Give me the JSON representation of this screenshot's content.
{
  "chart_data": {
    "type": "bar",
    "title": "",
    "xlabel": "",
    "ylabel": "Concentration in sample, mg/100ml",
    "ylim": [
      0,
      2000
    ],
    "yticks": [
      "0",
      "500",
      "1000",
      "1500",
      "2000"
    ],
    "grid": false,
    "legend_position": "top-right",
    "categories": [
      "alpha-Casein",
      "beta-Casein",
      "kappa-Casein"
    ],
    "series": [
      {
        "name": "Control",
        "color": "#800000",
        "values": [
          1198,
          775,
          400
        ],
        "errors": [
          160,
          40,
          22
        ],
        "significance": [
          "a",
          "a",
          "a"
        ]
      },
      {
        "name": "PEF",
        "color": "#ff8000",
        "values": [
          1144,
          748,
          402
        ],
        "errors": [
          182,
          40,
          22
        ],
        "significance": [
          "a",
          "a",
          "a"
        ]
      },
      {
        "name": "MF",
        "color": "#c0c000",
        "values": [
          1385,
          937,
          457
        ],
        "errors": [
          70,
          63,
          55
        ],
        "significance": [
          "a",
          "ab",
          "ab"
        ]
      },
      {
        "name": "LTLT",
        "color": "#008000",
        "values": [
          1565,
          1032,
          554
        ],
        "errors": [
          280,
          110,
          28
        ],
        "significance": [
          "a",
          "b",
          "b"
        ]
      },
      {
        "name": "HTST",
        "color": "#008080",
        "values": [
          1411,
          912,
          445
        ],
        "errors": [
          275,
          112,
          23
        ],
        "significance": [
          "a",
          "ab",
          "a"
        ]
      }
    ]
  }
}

[WHAT THE TASK REQUIRES]:
Quote the material exactly, leaving nothing out.

[SOLUTION TO THIS PROBLEM]:
Give me the JSON representation of this screenshot's content.
{
  "chart_data": {
    "type": "bar",
    "title": "",
    "xlabel": "",
    "ylabel": "Concentration in sample, mg/100ml",
    "ylim": [
      0,
      2000
    ],
    "yticks": [
      "0",
      "500",
      "1000",
      "1500",
      "2000"
    ],
    "grid": false,
    "legend_position": "top-right",
    "categories": [
      "alpha-Casein",
      "beta-Casein",
      "kappa-Casein"
    ],
    "series": [
      {
        "name": "Control",
        "color": "#800000",
        "values": [
          1198,
          775,
          400
        ],
        "errors": [
          160,
          40,
          22
        ],
        "significance": [
          "a",
          "a",
          "a"
        ]
      },
      {
        "name": "PEF",
        "color": "#ff8000",
        "values": [
          1144,
          748,
          402
        ],
        "errors": [
          182,
          40,
          22
        ],
        "significance": [
          "a",
          "a",
          "a"
        ]
      },
      {
        "name": "MF",
        "color": "#c0c000",
        "values": [
          1385,
          937,
          457
        ],
        "errors": [
          70,
          63,
          55
        ],
        "significance": [
          "a",
          "ab",
          "ab"
        ]
      },
      {
        "name": "LTLT",
        "color": "#008000",
        "values": [
          1565,
          1032,
          554
        ],
        "errors": [
          280,
          110,
          28
        ],
        "significance": [
          "a",
          "b",
          "b"
        ]
      },
      {
        "name": "HTST",
        "color": "#008080",
        "values": [
          1411,
          912,
          445
        ],
        "errors": [
          275,
          112,
          23
        ],
        "significance": [
          "a",
          "ab",
          "a"
        ]
      }
    ]
  }
}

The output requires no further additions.